▶ TASK REQUIREMENTS: Extract and list every line that contains the word "position".
---------------
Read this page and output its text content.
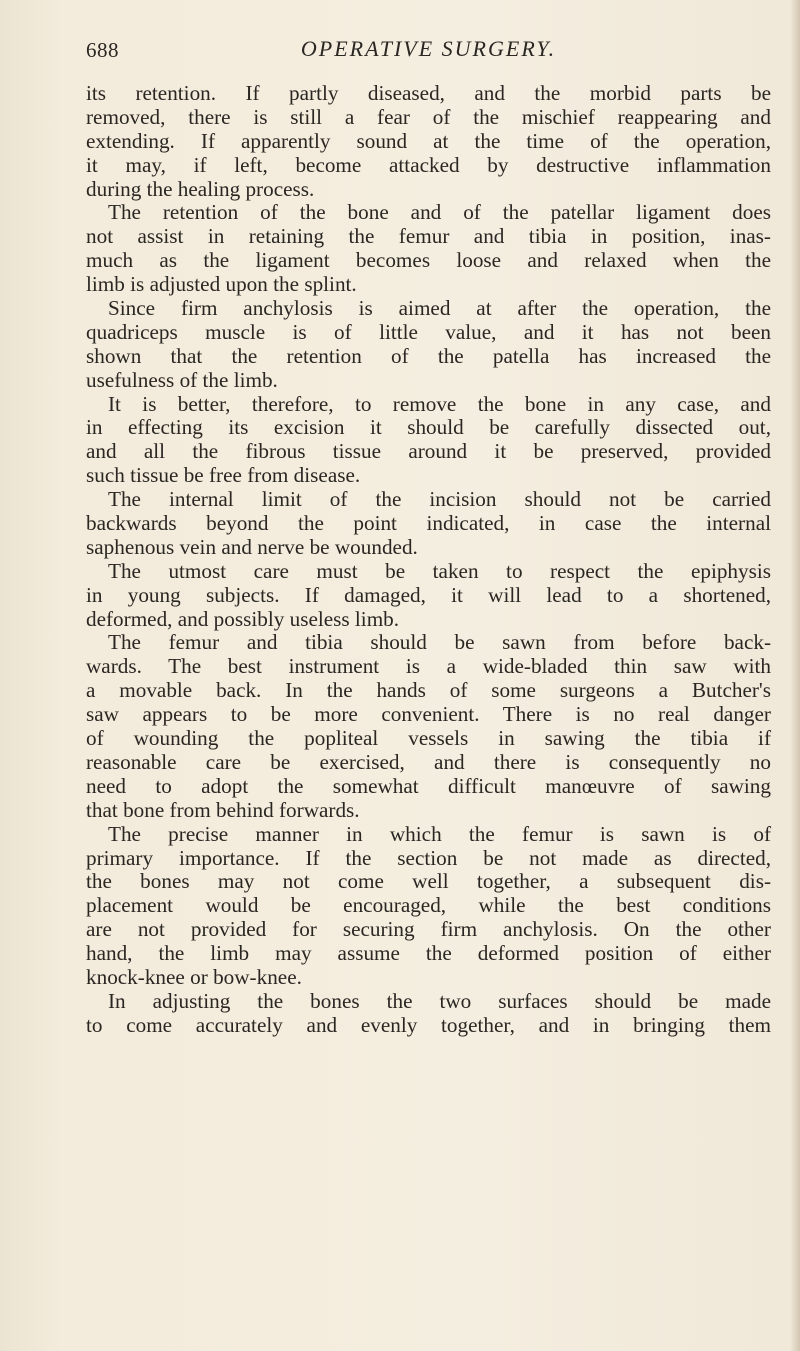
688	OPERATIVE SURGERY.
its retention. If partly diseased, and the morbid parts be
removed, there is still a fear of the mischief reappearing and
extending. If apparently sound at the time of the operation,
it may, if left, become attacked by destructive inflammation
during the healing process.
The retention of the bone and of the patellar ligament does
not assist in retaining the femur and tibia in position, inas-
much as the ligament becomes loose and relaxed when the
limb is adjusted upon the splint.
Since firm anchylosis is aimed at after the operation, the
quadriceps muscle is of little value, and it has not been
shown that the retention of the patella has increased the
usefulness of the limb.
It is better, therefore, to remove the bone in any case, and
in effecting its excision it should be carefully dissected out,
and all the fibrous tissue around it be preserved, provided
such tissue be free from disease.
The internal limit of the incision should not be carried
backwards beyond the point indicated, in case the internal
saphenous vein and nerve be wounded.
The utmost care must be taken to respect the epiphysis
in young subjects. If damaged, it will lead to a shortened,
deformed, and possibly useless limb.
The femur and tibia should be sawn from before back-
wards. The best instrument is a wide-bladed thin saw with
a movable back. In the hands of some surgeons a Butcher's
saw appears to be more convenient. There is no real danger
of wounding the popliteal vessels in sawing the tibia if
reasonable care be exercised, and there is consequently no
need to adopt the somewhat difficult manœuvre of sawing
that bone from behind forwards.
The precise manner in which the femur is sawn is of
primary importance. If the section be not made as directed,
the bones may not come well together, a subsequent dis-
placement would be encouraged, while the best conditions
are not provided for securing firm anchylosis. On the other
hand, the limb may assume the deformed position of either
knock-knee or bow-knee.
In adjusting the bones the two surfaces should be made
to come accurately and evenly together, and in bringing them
---------------
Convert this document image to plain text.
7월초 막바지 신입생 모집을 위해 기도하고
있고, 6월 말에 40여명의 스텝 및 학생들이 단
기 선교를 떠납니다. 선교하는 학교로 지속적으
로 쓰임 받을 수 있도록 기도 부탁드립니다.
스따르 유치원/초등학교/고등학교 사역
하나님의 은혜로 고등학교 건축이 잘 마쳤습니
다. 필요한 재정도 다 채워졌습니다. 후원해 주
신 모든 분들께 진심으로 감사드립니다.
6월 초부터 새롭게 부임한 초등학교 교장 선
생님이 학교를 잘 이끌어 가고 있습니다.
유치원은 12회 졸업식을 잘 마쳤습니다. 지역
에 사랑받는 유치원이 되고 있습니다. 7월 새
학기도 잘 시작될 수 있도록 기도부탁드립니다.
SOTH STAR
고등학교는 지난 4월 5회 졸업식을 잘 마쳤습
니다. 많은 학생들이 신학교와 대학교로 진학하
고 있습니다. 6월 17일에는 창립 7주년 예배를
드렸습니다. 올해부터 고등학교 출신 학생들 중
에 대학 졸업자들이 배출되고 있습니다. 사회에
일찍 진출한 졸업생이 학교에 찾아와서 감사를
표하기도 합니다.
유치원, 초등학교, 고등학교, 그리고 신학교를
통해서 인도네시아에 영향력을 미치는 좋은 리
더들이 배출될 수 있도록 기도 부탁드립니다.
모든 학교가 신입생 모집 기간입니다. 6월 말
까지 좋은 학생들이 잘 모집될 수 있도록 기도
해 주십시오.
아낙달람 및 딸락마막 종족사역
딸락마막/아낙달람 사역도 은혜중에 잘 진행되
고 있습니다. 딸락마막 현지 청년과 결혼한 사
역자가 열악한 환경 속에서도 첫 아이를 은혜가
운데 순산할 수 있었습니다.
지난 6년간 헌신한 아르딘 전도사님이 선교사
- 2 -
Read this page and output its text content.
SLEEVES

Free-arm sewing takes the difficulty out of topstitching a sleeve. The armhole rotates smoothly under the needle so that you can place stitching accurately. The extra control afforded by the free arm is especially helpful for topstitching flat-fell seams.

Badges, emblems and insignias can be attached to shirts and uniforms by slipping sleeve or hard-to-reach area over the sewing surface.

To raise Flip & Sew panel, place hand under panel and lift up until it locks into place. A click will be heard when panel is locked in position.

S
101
---------------
▶ SOLUTION TO THE PROBLEM:
not assist in retaining the femur and tibia in position, inas-
hand, the limb may assume the deformed position of either
To raise Flip & Sew panel, place hand under panel and lift up until it locks into place. A click will be heard when panel is locked in position.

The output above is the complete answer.